§ INPUT RECORDS
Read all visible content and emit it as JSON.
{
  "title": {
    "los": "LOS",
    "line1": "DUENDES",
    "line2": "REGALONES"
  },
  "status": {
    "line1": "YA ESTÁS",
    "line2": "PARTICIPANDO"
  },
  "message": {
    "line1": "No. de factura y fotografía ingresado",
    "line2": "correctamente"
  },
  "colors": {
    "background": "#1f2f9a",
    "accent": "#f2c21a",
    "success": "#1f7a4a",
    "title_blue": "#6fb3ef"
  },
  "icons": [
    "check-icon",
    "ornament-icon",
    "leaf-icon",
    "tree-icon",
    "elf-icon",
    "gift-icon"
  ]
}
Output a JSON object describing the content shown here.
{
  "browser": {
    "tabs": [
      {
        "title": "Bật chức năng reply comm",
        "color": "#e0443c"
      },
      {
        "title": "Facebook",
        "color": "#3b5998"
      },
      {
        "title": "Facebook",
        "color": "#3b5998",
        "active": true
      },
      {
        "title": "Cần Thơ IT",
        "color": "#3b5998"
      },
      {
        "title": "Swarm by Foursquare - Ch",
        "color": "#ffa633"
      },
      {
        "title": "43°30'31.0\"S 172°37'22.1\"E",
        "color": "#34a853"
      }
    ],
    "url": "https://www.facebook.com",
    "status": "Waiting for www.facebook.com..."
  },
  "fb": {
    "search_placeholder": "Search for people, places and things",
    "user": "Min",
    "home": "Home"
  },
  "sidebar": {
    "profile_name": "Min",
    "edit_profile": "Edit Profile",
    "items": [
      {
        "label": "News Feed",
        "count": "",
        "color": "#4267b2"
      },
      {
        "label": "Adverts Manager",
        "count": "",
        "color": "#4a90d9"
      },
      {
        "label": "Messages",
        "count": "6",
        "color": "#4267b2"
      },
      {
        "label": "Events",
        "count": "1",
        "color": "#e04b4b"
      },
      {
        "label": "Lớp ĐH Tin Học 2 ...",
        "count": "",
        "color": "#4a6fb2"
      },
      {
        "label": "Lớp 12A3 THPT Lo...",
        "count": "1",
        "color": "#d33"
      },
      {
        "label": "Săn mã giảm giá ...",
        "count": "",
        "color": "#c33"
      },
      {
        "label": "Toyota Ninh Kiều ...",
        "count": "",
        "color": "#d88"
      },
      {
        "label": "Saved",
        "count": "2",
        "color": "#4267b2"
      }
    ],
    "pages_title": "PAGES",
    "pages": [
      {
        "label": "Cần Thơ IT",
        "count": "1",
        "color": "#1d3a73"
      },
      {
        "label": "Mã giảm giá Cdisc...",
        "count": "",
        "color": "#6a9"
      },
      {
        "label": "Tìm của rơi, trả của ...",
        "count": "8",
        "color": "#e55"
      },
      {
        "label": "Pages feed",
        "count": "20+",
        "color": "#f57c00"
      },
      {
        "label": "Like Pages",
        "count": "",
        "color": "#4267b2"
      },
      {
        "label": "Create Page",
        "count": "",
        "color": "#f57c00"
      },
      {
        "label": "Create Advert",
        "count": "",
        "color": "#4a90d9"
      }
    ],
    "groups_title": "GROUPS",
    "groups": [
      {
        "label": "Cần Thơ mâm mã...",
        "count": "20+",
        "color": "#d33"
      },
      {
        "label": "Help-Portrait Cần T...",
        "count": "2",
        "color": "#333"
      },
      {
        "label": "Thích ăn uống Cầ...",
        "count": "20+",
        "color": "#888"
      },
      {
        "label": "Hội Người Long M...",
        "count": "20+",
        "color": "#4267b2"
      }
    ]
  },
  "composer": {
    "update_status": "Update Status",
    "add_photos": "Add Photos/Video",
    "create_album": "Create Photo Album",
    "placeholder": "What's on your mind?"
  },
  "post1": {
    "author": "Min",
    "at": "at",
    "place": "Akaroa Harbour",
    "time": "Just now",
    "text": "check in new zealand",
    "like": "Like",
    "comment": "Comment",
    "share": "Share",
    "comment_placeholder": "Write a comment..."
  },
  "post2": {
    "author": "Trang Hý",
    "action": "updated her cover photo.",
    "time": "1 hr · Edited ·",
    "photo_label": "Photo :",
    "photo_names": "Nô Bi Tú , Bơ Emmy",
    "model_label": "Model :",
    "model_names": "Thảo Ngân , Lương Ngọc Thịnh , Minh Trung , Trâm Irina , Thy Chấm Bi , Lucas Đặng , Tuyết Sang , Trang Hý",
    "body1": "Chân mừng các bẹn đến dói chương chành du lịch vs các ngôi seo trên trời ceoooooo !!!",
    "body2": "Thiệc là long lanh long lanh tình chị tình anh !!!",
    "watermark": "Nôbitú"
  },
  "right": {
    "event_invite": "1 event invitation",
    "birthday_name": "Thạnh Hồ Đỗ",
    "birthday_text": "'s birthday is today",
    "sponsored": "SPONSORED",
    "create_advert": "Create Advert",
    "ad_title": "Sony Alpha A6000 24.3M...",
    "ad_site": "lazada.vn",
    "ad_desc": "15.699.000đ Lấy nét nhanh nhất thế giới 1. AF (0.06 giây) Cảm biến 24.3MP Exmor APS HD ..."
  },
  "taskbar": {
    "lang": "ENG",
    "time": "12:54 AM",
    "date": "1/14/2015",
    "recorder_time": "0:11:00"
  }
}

§ WORK INSTRUCTIONS
From the entries above, copy every line where the word "comment" shows up.

§ OUTPUT FOR THIS TASK
    "comment": "Comment",
    "comment_placeholder": "Write a comment..."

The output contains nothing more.